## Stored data
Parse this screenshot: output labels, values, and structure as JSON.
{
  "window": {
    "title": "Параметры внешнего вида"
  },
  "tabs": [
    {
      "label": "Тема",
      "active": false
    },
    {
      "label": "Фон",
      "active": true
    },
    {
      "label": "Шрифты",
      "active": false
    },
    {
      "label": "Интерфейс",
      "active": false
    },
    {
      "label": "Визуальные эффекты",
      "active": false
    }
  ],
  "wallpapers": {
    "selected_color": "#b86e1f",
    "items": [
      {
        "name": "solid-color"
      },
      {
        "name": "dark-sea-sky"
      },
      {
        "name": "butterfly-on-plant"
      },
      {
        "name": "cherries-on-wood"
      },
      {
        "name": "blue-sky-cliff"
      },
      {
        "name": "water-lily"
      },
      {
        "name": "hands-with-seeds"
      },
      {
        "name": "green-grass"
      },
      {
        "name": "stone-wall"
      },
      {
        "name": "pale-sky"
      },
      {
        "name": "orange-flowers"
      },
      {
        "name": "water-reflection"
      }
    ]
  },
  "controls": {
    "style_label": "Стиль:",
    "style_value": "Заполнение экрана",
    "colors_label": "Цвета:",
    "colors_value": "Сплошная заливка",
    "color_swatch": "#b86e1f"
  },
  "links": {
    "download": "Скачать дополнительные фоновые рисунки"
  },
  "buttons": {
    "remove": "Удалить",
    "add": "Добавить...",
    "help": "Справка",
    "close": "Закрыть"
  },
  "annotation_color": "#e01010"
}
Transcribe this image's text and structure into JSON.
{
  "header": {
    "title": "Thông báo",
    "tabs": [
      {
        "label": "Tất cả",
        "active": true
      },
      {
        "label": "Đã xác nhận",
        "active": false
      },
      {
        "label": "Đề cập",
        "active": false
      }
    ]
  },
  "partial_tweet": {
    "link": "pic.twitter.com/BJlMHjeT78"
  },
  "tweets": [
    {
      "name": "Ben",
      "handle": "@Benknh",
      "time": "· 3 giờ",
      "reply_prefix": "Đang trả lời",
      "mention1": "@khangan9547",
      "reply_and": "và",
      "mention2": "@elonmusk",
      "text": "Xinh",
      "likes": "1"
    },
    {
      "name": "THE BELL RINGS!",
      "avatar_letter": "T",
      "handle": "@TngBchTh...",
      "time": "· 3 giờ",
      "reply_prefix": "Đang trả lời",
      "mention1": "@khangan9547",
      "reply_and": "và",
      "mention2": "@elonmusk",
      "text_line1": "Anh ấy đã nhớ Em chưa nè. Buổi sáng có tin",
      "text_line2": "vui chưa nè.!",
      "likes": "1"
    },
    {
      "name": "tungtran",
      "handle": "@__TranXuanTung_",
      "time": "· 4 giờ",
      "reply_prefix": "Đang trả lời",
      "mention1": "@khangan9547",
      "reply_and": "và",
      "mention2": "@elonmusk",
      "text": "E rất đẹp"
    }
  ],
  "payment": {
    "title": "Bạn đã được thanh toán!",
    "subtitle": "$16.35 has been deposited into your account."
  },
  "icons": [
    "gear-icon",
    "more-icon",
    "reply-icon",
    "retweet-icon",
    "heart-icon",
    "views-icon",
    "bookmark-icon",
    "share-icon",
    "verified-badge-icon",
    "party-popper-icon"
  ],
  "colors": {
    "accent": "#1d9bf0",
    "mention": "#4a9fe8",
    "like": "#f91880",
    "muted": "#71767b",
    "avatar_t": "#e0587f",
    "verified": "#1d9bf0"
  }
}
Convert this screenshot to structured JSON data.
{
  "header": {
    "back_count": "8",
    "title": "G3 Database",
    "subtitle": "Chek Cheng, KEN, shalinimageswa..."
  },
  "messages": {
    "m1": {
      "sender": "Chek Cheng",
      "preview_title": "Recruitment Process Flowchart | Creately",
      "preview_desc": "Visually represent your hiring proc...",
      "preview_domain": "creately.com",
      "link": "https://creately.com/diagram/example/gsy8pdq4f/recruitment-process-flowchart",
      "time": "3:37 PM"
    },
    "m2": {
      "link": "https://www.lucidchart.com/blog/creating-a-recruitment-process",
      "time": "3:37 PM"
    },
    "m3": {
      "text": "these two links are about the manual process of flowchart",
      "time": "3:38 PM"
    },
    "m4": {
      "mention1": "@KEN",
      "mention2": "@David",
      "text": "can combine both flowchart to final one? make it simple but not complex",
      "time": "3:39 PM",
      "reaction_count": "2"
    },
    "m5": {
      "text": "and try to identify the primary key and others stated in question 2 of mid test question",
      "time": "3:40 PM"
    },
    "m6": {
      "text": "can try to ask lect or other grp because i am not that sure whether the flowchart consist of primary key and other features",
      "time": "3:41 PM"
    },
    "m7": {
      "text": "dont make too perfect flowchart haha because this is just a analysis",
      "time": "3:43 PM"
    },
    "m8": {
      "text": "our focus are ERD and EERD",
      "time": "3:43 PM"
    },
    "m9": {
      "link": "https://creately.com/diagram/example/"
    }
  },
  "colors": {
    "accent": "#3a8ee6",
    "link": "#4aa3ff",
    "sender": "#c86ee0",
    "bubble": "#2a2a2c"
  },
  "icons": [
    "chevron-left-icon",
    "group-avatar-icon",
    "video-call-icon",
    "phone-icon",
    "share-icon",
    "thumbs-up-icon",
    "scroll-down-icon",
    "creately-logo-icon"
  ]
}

## Short problem
Print all of the entries again, exactly as written.

## Result for this exercise
Parse this screenshot: output labels, values, and structure as JSON.
{
  "window": {
    "title": "Параметры внешнего вида"
  },
  "tabs": [
    {
      "label": "Тема",
      "active": false
    },
    {
      "label": "Фон",
      "active": true
    },
    {
      "label": "Шрифты",
      "active": false
    },
    {
      "label": "Интерфейс",
      "active": false
    },
    {
      "label": "Визуальные эффекты",
      "active": false
    }
  ],
  "wallpapers": {
    "selected_color": "#b86e1f",
    "items": [
      {
        "name": "solid-color"
      },
      {
        "name": "dark-sea-sky"
      },
      {
        "name": "butterfly-on-plant"
      },
      {
        "name": "cherries-on-wood"
      },
      {
        "name": "blue-sky-cliff"
      },
      {
        "name": "water-lily"
      },
      {
        "name": "hands-with-seeds"
      },
      {
        "name": "green-grass"
      },
      {
        "name": "stone-wall"
      },
      {
        "name": "pale-sky"
      },
      {
        "name": "orange-flowers"
      },
      {
        "name": "water-reflection"
      }
    ]
  },
  "controls": {
    "style_label": "Стиль:",
    "style_value": "Заполнение экрана",
    "colors_label": "Цвета:",
    "colors_value": "Сплошная заливка",
    "color_swatch": "#b86e1f"
  },
  "links": {
    "download": "Скачать дополнительные фоновые рисунки"
  },
  "buttons": {
    "remove": "Удалить",
    "add": "Добавить...",
    "help": "Справка",
    "close": "Закрыть"
  },
  "annotation_color": "#e01010"
}
Transcribe this image's text and structure into JSON.
{
  "header": {
    "title": "Thông báo",
    "tabs": [
      {
        "label": "Tất cả",
        "active": true
      },
      {
        "label": "Đã xác nhận",
        "active": false
      },
      {
        "label": "Đề cập",
        "active": false
      }
    ]
  },
  "partial_tweet": {
    "link": "pic.twitter.com/BJlMHjeT78"
  },
  "tweets": [
    {
      "name": "Ben",
      "handle": "@Benknh",
      "time": "· 3 giờ",
      "reply_prefix": "Đang trả lời",
      "mention1": "@khangan9547",
      "reply_and": "và",
      "mention2": "@elonmusk",
      "text": "Xinh",
      "likes": "1"
    },
    {
      "name": "THE BELL RINGS!",
      "avatar_letter": "T",
      "handle": "@TngBchTh...",
      "time": "· 3 giờ",
      "reply_prefix": "Đang trả lời",
      "mention1": "@khangan9547",
      "reply_and": "và",
      "mention2": "@elonmusk",
      "text_line1": "Anh ấy đã nhớ Em chưa nè. Buổi sáng có tin",
      "text_line2": "vui chưa nè.!",
      "likes": "1"
    },
    {
      "name": "tungtran",
      "handle": "@__TranXuanTung_",
      "time": "· 4 giờ",
      "reply_prefix": "Đang trả lời",
      "mention1": "@khangan9547",
      "reply_and": "và",
      "mention2": "@elonmusk",
      "text": "E rất đẹp"
    }
  ],
  "payment": {
    "title": "Bạn đã được thanh toán!",
    "subtitle": "$16.35 has been deposited into your account."
  },
  "icons": [
    "gear-icon",
    "more-icon",
    "reply-icon",
    "retweet-icon",
    "heart-icon",
    "views-icon",
    "bookmark-icon",
    "share-icon",
    "verified-badge-icon",
    "party-popper-icon"
  ],
  "colors": {
    "accent": "#1d9bf0",
    "mention": "#4a9fe8",
    "like": "#f91880",
    "muted": "#71767b",
    "avatar_t": "#e0587f",
    "verified": "#1d9bf0"
  }
}
Convert this screenshot to structured JSON data.
{
  "header": {
    "back_count": "8",
    "title": "G3 Database",
    "subtitle": "Chek Cheng, KEN, shalinimageswa..."
  },
  "messages": {
    "m1": {
      "sender": "Chek Cheng",
      "preview_title": "Recruitment Process Flowchart | Creately",
      "preview_desc": "Visually represent your hiring proc...",
      "preview_domain": "creately.com",
      "link": "https://creately.com/diagram/example/gsy8pdq4f/recruitment-process-flowchart",
      "time": "3:37 PM"
    },
    "m2": {
      "link": "https://www.lucidchart.com/blog/creating-a-recruitment-process",
      "time": "3:37 PM"
    },
    "m3": {
      "text": "these two links are about the manual process of flowchart",
      "time": "3:38 PM"
    },
    "m4": {
      "mention1": "@KEN",
      "mention2": "@David",
      "text": "can combine both flowchart to final one? make it simple but not complex",
      "time": "3:39 PM",
      "reaction_count": "2"
    },
    "m5": {
      "text": "and try to identify the primary key and others stated in question 2 of mid test question",
      "time": "3:40 PM"
    },
    "m6": {
      "text": "can try to ask lect or other grp because i am not that sure whether the flowchart consist of primary key and other features",
      "time": "3:41 PM"
    },
    "m7": {
      "text": "dont make too perfect flowchart haha because this is just a analysis",
      "time": "3:43 PM"
    },
    "m8": {
      "text": "our focus are ERD and EERD",
      "time": "3:43 PM"
    },
    "m9": {
      "link": "https://creately.com/diagram/example/"
    }
  },
  "colors": {
    "accent": "#3a8ee6",
    "link": "#4aa3ff",
    "sender": "#c86ee0",
    "bubble": "#2a2a2c"
  },
  "icons": [
    "chevron-left-icon",
    "group-avatar-icon",
    "video-call-icon",
    "phone-icon",
    "share-icon",
    "thumbs-up-icon",
    "scroll-down-icon",
    "creately-logo-icon"
  ]
}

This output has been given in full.